Goal:
Every line holding the word "cloth" counts once. Give the total, nothing more.

— BEGIN Available records —

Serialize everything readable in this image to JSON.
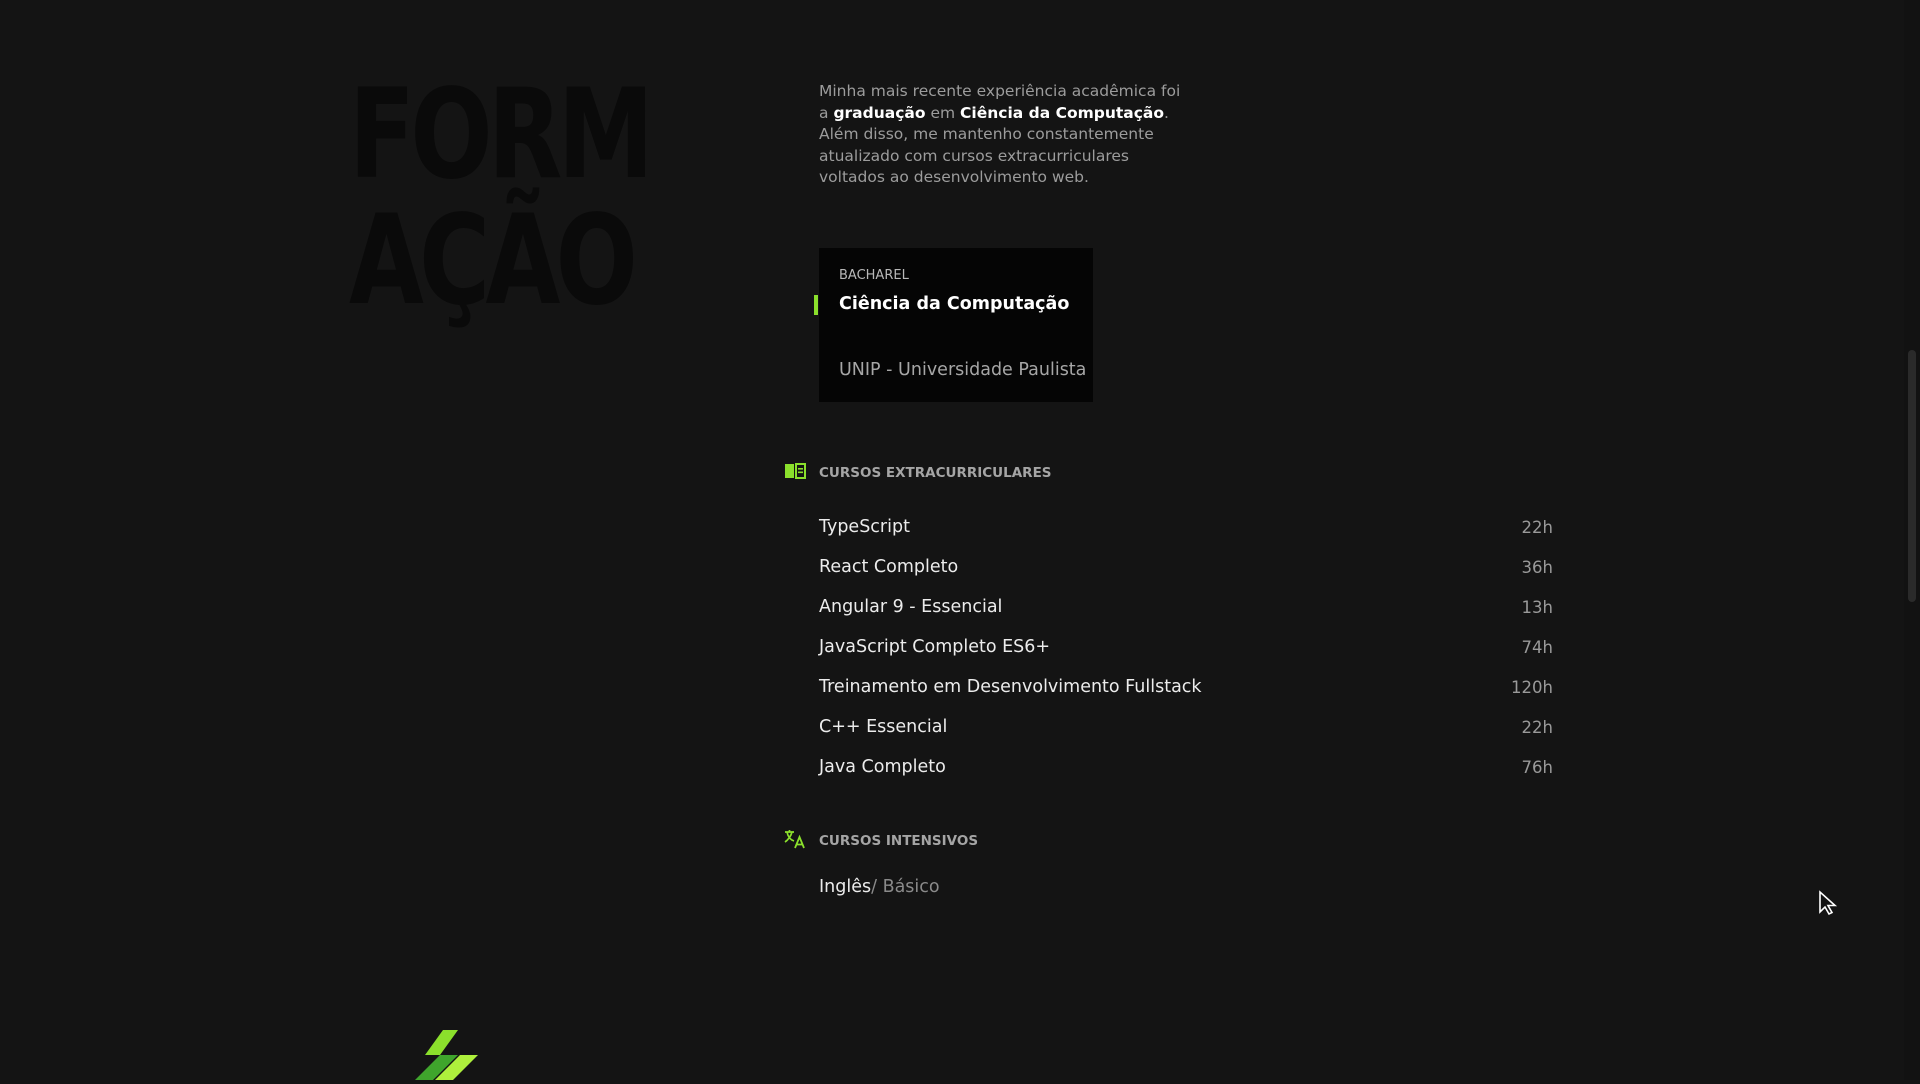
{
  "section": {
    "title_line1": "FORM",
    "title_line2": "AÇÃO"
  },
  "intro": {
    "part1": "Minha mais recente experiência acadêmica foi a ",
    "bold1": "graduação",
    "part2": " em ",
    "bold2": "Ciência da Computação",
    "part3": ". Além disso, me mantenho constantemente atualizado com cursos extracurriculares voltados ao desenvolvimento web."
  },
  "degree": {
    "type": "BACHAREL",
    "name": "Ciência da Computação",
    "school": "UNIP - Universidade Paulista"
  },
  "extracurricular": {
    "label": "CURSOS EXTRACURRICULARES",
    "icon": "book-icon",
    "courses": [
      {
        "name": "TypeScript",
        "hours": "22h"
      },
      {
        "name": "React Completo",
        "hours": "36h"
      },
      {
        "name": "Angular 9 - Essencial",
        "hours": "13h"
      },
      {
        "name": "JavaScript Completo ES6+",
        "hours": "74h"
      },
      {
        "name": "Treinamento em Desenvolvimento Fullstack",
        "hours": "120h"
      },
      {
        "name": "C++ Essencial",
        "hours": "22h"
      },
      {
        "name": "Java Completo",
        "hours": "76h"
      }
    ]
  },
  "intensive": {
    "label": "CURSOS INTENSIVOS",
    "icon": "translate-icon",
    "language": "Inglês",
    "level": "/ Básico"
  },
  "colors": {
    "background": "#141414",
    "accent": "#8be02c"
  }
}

— END Available records —
— BEGIN Available records —

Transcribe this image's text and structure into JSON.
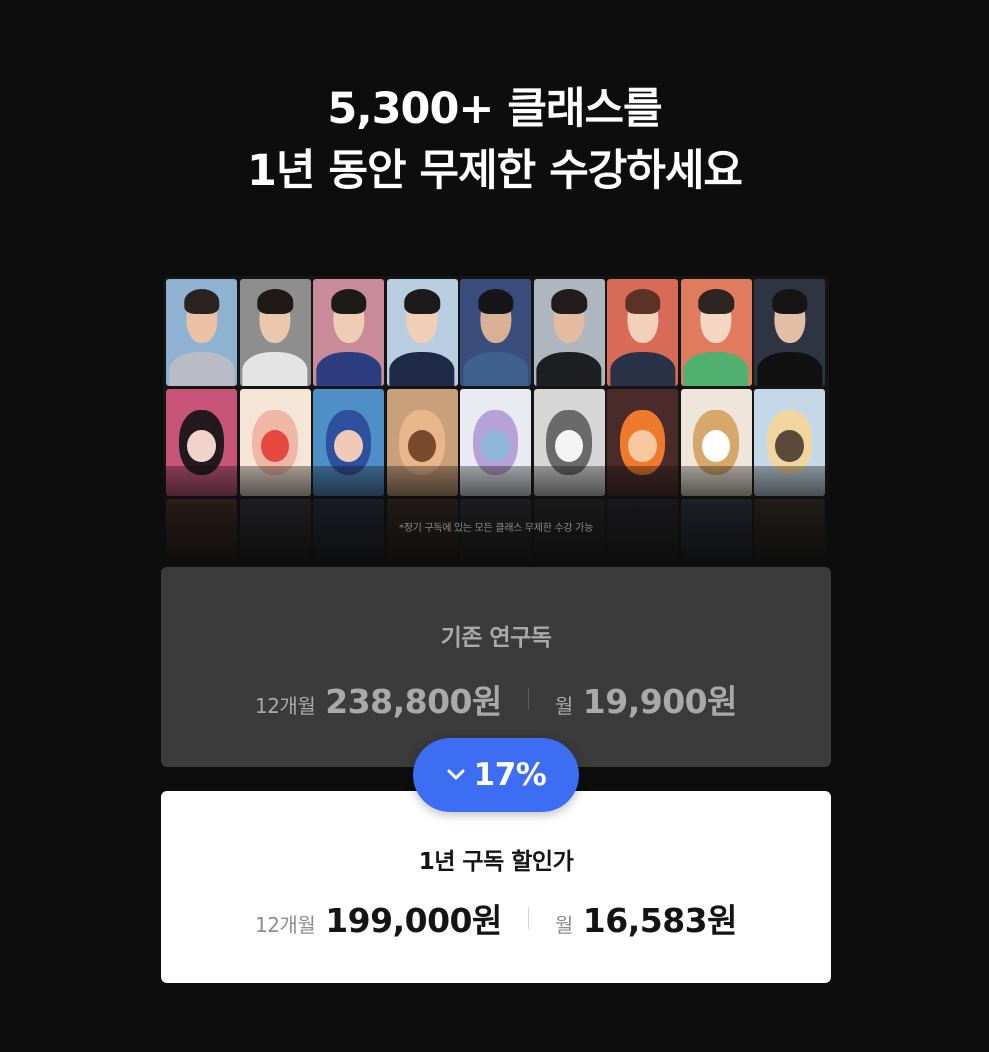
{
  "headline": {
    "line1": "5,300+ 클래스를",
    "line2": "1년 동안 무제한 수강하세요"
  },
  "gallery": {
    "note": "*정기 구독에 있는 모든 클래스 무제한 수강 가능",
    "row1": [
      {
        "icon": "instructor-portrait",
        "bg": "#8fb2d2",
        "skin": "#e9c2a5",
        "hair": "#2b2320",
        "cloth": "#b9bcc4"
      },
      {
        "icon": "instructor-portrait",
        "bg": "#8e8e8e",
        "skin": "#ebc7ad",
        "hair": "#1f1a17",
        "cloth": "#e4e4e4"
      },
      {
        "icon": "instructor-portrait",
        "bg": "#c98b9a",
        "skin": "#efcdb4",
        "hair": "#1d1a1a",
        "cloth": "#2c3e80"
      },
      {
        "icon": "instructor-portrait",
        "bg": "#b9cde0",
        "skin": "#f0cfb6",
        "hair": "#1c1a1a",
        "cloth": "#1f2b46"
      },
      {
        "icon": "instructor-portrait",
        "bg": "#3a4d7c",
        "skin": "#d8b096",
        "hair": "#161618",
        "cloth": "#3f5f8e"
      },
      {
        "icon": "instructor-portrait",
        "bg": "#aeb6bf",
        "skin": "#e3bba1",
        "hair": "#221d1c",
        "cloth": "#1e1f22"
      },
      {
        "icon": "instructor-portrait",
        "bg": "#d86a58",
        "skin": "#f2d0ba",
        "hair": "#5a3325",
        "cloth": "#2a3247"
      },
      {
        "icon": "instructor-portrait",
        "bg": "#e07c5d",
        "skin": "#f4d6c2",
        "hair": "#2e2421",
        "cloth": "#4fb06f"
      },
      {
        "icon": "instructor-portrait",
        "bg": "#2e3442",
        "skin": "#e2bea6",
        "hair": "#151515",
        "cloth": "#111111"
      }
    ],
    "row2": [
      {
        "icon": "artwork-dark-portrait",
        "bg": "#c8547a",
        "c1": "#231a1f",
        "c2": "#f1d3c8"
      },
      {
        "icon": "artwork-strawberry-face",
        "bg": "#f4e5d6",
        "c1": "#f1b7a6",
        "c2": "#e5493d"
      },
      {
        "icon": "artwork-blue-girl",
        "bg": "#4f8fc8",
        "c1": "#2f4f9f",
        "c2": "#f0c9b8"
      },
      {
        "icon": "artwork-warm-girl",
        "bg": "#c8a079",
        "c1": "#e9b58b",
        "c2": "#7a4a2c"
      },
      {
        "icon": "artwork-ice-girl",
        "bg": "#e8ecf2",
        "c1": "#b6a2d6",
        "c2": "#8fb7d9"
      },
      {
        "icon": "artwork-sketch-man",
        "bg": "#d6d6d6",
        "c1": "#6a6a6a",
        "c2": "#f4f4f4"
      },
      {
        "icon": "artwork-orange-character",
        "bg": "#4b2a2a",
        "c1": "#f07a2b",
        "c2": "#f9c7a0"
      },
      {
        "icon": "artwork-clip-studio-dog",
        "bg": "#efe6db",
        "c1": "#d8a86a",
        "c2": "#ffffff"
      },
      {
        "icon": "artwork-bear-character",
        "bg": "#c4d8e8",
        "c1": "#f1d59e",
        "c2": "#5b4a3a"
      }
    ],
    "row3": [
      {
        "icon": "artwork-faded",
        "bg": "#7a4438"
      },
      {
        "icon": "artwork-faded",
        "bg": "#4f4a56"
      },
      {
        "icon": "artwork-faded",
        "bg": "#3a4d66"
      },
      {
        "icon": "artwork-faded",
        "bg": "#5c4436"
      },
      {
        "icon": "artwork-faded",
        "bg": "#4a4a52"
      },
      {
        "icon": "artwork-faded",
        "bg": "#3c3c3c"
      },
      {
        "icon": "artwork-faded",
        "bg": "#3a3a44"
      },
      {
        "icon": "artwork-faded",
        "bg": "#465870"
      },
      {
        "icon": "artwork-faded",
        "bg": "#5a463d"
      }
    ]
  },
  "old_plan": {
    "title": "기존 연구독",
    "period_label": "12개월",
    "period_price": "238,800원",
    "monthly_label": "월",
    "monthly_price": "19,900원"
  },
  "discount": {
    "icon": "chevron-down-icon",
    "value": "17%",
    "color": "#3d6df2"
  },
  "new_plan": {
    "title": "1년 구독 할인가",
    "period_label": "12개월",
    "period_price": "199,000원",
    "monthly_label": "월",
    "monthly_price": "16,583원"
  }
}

— END Available records —

Output below:
9